- [GIVEN TASK] Using the listing below, extract each line that has the word "name" in it.

- [WORKING DATA]
○ ○ ○ ○

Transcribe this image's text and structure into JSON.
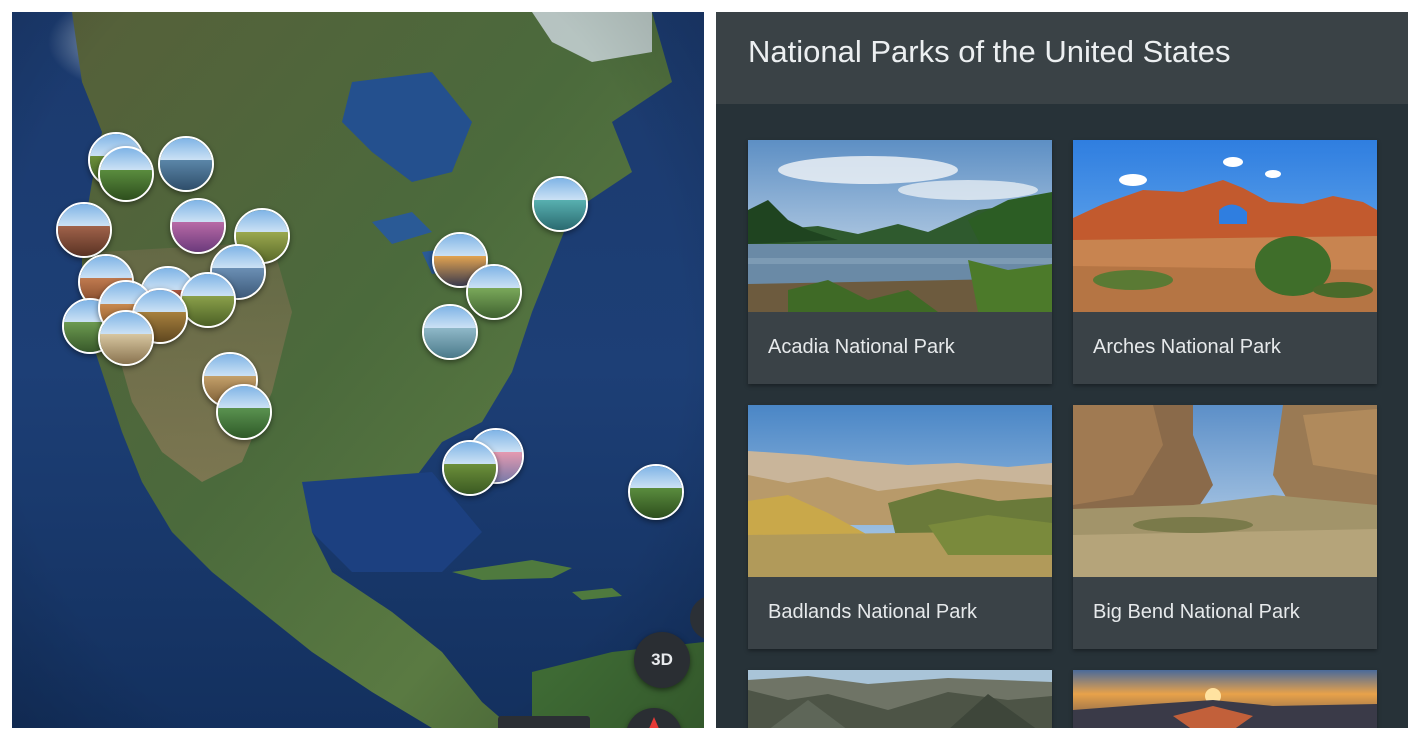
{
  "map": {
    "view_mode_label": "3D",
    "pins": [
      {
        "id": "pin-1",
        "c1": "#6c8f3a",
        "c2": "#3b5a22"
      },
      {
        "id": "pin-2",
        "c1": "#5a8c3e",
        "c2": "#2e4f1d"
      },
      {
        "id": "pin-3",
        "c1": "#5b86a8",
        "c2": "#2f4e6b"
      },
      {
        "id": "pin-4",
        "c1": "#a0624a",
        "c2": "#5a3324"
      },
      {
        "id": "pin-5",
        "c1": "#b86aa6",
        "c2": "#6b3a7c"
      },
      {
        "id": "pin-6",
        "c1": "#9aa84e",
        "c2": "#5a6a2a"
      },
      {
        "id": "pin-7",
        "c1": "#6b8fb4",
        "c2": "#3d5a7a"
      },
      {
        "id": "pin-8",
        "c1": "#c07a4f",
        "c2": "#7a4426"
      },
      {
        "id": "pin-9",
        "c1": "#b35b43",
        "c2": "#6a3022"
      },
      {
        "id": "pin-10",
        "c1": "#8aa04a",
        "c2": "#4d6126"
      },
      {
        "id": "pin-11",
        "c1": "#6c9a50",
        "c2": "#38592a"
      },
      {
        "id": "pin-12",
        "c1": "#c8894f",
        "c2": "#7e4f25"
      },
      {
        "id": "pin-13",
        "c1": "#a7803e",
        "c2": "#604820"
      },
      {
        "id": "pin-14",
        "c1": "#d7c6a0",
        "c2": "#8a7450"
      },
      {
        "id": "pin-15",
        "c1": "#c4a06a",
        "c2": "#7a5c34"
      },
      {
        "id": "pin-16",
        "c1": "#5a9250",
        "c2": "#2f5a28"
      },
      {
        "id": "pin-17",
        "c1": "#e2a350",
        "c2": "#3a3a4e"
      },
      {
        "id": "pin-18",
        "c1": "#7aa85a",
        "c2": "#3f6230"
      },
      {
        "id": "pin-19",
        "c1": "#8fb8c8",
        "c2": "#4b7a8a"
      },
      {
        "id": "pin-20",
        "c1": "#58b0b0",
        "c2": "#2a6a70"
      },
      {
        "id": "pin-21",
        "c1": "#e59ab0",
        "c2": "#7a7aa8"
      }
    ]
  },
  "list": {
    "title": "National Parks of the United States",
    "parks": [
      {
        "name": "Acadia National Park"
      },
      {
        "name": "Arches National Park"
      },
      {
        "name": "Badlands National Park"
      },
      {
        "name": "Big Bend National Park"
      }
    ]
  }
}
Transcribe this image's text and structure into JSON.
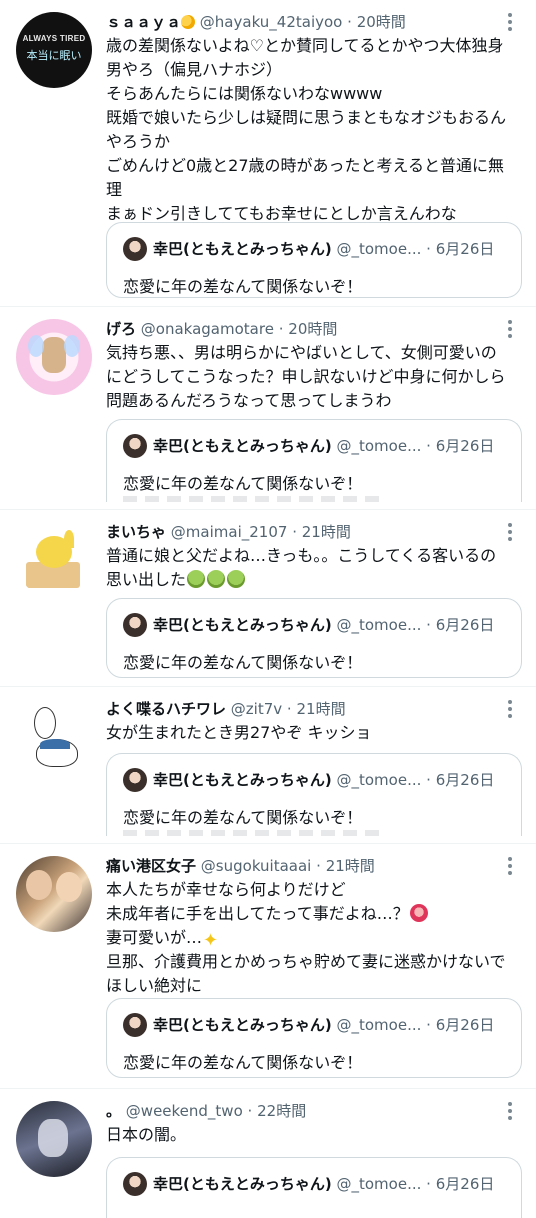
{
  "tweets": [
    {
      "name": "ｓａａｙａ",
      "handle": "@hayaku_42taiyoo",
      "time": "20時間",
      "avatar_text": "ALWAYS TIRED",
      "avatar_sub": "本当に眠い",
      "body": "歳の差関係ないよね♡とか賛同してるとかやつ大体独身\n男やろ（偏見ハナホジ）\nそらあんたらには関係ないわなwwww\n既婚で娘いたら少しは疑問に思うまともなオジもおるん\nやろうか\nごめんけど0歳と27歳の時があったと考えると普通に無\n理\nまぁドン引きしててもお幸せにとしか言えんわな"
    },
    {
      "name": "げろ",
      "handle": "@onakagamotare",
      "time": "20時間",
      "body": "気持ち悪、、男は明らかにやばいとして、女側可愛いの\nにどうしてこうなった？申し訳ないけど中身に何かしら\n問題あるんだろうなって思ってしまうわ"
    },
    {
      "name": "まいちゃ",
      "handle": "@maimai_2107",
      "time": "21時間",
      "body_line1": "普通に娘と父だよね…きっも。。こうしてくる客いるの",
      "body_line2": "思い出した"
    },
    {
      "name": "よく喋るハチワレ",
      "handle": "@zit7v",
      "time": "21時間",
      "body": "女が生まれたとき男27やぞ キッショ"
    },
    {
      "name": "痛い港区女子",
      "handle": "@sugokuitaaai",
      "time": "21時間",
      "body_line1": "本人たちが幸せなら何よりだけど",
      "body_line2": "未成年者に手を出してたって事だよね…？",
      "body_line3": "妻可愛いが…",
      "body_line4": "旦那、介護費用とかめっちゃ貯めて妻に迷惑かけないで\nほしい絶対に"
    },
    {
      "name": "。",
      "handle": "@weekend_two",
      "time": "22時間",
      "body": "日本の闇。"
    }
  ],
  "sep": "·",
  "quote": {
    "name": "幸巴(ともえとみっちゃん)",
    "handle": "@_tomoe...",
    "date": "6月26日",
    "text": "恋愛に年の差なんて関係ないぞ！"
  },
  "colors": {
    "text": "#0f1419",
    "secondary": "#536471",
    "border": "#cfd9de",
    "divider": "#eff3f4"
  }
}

○ ○ ○ ○

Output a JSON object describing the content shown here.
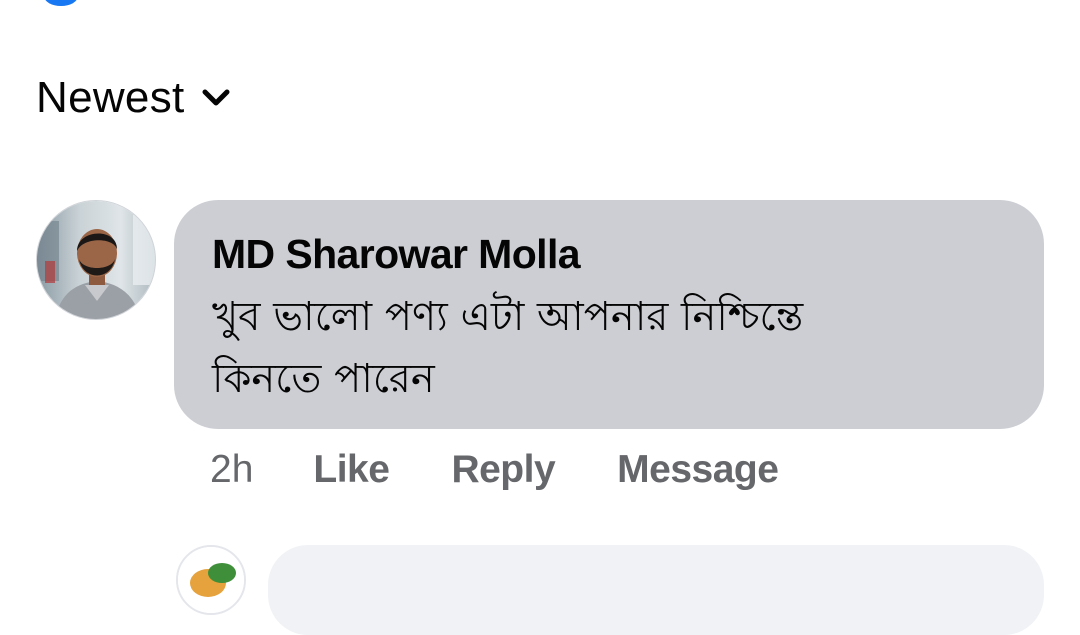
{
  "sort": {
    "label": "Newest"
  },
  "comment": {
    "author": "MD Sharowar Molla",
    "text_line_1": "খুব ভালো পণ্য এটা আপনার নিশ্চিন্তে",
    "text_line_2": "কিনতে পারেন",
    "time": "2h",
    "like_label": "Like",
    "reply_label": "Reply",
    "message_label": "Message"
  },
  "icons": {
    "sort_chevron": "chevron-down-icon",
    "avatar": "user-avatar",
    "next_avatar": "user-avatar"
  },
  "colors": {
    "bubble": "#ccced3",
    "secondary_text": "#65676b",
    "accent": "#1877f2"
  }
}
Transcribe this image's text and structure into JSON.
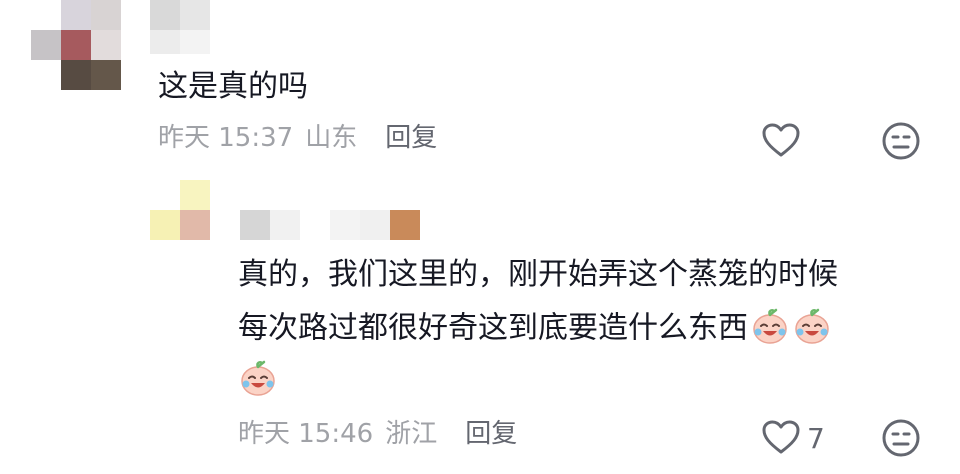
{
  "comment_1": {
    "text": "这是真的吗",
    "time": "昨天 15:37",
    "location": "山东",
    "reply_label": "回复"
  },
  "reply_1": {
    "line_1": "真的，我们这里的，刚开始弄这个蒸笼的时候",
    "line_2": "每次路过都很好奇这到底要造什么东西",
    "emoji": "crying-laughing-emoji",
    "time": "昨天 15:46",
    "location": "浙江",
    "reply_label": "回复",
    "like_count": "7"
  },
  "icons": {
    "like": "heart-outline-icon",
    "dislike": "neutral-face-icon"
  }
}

○ ○ ○ ○

- [FULL OUTPUT]
        "name": "Acadia National Park"
        "name": "Arches National Park"
        "name": "Badlands National Park"
        "name": "Big Bend National Park"
      "name": "ｓａａｙａ",
      "name": "げろ",
      "name": "まいちゃ",
      "name": "よく喋るハチワレ",
      "name": "痛い港区女子",
      "name": "。",
    "name": "幸巴(ともえとみっちゃん)",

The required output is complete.